■ **STATED TASK**
In the entries below, find every line holding the string "JSON" and collect it.

┌──

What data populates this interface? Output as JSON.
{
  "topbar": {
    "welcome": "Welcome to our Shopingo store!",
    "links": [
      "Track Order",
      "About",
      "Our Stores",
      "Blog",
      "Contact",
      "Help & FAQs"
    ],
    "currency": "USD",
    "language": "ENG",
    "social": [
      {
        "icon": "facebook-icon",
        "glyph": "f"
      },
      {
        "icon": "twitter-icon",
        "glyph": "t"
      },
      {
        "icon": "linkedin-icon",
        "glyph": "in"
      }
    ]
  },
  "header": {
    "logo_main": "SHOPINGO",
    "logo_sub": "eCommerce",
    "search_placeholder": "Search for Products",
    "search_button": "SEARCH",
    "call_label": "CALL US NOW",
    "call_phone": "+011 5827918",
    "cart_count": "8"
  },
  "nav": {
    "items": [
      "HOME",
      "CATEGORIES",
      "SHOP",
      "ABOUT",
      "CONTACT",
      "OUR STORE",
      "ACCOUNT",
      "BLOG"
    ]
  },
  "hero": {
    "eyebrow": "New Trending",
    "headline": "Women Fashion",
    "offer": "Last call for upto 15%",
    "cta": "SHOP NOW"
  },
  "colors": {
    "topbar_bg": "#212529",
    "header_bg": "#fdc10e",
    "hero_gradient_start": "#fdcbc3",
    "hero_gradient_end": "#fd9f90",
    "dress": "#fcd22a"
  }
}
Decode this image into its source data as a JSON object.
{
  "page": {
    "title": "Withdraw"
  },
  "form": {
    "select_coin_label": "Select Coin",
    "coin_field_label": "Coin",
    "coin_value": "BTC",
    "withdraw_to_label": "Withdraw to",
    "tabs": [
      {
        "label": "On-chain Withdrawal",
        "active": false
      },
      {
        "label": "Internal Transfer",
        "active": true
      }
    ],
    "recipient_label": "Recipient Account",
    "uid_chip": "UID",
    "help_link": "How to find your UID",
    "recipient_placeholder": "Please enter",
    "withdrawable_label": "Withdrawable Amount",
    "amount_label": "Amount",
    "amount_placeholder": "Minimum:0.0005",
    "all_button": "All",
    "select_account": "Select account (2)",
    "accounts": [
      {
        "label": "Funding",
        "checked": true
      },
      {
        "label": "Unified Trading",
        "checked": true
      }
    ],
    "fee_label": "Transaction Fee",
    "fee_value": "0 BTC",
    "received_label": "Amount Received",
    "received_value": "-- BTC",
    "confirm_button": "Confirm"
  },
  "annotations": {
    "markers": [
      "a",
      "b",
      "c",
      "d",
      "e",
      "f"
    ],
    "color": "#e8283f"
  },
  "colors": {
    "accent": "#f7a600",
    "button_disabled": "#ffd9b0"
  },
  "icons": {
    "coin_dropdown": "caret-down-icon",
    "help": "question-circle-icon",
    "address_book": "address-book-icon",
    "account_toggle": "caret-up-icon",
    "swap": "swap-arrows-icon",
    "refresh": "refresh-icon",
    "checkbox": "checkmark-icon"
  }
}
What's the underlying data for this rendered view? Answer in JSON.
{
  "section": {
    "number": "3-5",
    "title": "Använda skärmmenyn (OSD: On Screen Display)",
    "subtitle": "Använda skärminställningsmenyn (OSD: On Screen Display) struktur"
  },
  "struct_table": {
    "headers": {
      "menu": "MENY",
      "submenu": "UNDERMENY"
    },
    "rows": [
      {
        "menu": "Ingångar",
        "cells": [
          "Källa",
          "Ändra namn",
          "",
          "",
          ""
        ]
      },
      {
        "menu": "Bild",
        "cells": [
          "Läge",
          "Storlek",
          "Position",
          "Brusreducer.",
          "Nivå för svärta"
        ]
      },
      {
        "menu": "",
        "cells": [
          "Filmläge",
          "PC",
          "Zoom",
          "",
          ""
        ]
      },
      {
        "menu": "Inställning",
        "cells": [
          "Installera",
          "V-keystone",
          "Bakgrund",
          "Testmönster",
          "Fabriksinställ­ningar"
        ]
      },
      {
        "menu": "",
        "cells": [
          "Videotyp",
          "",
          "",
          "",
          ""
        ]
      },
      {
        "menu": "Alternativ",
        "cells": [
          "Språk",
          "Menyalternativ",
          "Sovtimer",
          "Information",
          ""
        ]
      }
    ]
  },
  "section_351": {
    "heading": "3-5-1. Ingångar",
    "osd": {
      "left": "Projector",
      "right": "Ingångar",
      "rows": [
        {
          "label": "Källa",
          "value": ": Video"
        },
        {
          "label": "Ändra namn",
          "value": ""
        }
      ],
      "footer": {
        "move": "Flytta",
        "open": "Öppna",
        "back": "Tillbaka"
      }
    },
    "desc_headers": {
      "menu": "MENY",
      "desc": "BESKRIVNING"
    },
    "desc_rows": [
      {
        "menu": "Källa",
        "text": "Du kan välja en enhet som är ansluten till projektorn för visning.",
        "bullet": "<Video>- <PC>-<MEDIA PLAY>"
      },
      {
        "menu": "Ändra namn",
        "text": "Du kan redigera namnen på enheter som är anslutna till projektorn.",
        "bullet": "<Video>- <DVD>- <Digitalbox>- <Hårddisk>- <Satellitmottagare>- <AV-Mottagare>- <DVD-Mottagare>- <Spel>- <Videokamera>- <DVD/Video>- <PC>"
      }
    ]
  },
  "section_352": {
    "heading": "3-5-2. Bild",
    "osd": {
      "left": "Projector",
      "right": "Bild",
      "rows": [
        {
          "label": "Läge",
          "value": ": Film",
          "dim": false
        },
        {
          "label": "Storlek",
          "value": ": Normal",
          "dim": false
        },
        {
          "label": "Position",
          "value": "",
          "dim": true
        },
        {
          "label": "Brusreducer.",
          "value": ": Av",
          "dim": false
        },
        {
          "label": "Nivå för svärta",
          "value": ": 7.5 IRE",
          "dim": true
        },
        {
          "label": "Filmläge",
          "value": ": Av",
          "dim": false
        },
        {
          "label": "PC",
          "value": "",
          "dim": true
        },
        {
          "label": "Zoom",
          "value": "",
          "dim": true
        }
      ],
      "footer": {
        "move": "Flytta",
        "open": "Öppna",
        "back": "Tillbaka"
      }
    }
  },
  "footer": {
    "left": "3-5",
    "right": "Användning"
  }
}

└──

■ **FINAL RESULT**
What data populates this interface? Output as JSON.
Decode this image into its source data as a JSON object.
What's the underlying data for this rendered view? Answer in JSON.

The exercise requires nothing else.